**What to produce**
Retype the whole listing below, character for character.

**Stored data**
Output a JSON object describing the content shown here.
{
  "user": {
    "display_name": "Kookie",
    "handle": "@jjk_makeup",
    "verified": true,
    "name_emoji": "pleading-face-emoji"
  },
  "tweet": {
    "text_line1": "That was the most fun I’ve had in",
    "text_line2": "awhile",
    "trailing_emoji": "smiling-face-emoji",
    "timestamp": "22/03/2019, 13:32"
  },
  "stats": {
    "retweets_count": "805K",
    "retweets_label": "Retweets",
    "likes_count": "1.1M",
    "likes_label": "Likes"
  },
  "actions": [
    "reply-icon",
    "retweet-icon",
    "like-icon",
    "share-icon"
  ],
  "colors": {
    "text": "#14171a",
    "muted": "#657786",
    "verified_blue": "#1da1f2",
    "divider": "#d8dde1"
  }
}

**Full output**
Output a JSON object describing the content shown here.
{
  "user": {
    "display_name": "Kookie",
    "handle": "@jjk_makeup",
    "verified": true,
    "name_emoji": "pleading-face-emoji"
  },
  "tweet": {
    "text_line1": "That was the most fun I’ve had in",
    "text_line2": "awhile",
    "trailing_emoji": "smiling-face-emoji",
    "timestamp": "22/03/2019, 13:32"
  },
  "stats": {
    "retweets_count": "805K",
    "retweets_label": "Retweets",
    "likes_count": "1.1M",
    "likes_label": "Likes"
  },
  "actions": [
    "reply-icon",
    "retweet-icon",
    "like-icon",
    "share-icon"
  ],
  "colors": {
    "text": "#14171a",
    "muted": "#657786",
    "verified_blue": "#1da1f2",
    "divider": "#d8dde1"
  }
}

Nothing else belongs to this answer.